I'm not sure how to explain what I've been going through recently. I suppose it's derealixation, but I'm not exactly sure. The symptoms I'm having are a feeling of unfamiliarity (if that's even a word)- for example, I've lived in the same house all of my 22 years of life. I'm comfortable in my house, but I feel particularly strange and weird when I'm driving home from work in the evenings. Nothing seems familiar to me. It's so weird and scary. I also get this feeling randomly when I'm thinking about it. I think "Oh this is soooo weird! Why am I here!" It's also triggered by certain lighting- lots of dimly lit places or yellow lights give me this sensation.

Data for recognizing document structure:
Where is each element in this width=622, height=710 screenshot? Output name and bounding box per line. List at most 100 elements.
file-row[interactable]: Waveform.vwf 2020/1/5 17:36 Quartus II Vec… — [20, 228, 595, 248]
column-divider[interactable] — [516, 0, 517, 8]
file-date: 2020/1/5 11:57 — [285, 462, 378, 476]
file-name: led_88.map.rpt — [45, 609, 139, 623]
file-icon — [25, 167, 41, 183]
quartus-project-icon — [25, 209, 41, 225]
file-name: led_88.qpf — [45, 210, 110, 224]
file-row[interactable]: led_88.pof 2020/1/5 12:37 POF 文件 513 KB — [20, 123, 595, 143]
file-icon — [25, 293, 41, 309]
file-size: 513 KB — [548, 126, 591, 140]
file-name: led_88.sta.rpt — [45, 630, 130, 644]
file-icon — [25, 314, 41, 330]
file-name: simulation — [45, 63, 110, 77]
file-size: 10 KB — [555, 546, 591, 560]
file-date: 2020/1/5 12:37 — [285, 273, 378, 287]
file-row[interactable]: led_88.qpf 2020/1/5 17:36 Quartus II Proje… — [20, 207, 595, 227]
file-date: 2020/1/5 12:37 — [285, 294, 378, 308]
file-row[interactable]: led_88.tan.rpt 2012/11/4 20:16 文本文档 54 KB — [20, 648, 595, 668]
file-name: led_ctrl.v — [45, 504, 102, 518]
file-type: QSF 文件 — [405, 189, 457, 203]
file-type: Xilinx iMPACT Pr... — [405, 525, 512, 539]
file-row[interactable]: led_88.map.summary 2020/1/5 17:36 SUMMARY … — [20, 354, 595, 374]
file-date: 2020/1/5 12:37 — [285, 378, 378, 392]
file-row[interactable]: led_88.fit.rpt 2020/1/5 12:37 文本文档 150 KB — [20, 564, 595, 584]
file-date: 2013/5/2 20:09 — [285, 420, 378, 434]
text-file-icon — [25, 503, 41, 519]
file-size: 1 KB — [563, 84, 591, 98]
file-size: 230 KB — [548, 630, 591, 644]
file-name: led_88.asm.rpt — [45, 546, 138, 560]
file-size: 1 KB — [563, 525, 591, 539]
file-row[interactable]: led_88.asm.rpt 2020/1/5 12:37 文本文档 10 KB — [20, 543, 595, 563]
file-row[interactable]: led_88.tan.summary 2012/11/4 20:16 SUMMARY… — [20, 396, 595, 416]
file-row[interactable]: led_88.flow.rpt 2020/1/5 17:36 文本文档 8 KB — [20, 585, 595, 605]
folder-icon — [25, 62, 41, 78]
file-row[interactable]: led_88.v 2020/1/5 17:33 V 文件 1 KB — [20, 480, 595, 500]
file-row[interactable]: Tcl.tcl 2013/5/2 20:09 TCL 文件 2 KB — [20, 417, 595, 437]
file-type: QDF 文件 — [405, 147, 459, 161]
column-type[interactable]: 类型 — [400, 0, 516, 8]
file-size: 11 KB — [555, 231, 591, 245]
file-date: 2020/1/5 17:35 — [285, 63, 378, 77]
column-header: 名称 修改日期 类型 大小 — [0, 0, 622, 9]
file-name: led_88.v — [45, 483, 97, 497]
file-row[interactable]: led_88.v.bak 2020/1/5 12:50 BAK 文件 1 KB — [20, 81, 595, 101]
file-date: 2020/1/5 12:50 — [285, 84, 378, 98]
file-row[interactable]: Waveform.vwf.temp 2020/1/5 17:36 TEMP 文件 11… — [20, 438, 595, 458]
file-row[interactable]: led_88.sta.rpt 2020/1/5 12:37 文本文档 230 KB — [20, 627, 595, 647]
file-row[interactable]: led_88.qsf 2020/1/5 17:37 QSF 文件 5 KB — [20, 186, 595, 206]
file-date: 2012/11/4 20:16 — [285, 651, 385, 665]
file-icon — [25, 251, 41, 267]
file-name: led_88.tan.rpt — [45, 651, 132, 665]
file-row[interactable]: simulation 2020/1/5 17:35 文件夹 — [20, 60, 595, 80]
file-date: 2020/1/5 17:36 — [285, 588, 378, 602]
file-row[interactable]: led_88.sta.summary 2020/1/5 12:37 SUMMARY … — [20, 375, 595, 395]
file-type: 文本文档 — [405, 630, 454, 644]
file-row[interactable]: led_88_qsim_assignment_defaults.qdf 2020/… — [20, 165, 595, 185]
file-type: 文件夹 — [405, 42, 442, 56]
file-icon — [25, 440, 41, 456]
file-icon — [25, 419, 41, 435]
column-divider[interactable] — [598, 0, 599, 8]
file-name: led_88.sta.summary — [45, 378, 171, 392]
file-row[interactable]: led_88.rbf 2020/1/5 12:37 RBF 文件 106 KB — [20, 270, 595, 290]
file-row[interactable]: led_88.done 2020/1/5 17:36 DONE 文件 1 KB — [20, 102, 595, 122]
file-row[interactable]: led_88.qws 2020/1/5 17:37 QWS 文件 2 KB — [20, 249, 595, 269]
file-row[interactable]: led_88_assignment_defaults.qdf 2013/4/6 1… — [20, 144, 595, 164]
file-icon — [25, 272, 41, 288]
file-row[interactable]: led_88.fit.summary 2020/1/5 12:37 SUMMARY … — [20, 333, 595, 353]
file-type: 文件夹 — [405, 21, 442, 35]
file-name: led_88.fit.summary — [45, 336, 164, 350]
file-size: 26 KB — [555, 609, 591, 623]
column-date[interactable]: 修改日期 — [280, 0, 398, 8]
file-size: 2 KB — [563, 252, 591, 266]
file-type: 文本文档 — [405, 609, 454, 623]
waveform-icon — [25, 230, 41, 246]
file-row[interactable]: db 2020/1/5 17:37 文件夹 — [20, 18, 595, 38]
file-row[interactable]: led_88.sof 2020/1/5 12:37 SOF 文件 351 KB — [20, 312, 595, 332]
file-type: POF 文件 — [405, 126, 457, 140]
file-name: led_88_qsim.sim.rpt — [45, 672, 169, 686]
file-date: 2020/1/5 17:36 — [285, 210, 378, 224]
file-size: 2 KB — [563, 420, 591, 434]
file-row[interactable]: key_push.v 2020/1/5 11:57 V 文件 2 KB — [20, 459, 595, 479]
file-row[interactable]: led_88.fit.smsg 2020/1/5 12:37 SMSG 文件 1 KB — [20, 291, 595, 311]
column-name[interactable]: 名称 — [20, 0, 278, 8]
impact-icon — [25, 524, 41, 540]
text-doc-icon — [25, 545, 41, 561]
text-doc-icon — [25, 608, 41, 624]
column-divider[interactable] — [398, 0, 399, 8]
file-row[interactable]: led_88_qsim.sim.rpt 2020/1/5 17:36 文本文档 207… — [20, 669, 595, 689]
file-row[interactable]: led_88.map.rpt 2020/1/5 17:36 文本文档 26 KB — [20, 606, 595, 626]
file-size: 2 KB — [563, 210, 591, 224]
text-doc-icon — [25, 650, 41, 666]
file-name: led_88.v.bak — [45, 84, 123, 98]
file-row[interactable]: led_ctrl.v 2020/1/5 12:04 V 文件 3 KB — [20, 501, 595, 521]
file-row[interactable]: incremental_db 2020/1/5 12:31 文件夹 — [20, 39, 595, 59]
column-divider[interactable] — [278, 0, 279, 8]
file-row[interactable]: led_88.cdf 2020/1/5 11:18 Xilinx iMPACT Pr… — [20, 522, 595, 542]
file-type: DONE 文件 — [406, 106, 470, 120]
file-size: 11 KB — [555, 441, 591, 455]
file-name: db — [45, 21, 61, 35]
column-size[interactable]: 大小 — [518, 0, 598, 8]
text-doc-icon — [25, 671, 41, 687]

Task instructions
1. In the post on unfamiliar feelings, what kinds of lighting bring on the sensation?
2. Copy the post on unfamiliar feelings between "I'm not sure" and "me this sensation.", inclusive.
3. Please carry on the post on unfamiliar feelings from where it stops.
The lines aren't needed for any of this.

Responses by item number
1. Dimly lit places and yellow lights.

2.
I'm not sure how to explain what I've been going through recently. I suppose it's derealixation, but I'm not exactly sure. The symptoms I'm having are a feeling of unfamiliarity (if that's even a word)- for example, I've lived in the same house all of my 22 years of life. I'm comfortable in my house, but I feel particularly strange and weird when I'm driving home from work in the evenings. Nothing seems familiar to me. It's so weird and scary. I also get this feeling randomly when I'm thinking about it. I think "Oh this is soooo weird! Why am I here!" It's also triggered by certain lighting- lots of dimly lit places or yellow lights give me this sensation.

3.
I also have this other weird thing going on: I don't really feel anything when I read inspirational stuff. BUT- here's the thing- I've never really been affected by that kind of thing. I guess since anxiety makes me question everything, it kind of dawned on me that these things don't affect me. But I worry that maybe they should! Shouldn't I feel something when I read bible verses and inspirational quotes? Maybe not all of them, but I don't really know anymore. I should make it clear that I don't have any problem feeling emotions. Heck, I cried like a baby at the end of the movie "Lone Survivor" last weekend and get misty eyes when I read or watch truly touching stories.
I just want to know if anyone else has experienced derealization in the way that I have, and if so, what did you do or what made it go away? How can I stop obsessing about it and questioning my surroundings all the time?